Look through the records below, and copy out every line that holds the string "Дмитрий".

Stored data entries
+++++

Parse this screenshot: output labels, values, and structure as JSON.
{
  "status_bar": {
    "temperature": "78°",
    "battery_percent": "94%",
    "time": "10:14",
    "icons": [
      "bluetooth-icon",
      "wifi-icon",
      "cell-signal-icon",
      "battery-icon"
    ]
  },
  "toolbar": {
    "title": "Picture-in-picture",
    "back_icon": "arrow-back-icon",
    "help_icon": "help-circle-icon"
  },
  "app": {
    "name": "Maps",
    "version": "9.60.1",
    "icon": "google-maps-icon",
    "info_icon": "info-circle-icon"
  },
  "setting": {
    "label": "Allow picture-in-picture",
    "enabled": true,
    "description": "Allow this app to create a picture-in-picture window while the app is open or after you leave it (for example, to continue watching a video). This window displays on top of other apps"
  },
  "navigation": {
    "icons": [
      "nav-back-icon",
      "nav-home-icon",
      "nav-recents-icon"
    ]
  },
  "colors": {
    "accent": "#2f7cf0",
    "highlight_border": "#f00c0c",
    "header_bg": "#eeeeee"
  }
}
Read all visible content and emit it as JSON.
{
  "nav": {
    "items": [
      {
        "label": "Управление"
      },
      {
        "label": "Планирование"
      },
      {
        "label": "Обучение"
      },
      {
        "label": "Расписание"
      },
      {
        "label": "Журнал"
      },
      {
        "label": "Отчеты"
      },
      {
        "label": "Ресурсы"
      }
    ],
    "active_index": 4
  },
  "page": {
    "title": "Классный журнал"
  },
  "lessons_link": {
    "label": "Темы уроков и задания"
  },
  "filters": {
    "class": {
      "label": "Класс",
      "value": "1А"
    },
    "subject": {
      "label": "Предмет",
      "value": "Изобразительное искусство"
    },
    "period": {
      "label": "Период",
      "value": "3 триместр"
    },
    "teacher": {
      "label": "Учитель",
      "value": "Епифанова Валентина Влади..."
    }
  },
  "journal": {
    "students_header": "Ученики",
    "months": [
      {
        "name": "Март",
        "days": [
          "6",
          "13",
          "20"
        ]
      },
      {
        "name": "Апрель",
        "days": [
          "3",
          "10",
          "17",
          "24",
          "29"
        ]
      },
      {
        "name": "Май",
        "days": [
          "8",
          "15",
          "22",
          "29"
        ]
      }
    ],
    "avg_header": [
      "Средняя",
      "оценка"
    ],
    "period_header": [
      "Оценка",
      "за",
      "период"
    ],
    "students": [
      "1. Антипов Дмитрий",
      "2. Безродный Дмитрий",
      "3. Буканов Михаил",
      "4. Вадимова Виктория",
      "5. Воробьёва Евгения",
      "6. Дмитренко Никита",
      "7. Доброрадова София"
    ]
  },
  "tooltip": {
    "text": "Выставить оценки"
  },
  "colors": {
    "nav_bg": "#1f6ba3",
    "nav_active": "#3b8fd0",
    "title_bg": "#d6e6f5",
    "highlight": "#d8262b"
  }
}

+++++

> OUTPUT FOR THIS TASK:
      "1. Антипов Дмитрий",
      "2. Безродный Дмитрий",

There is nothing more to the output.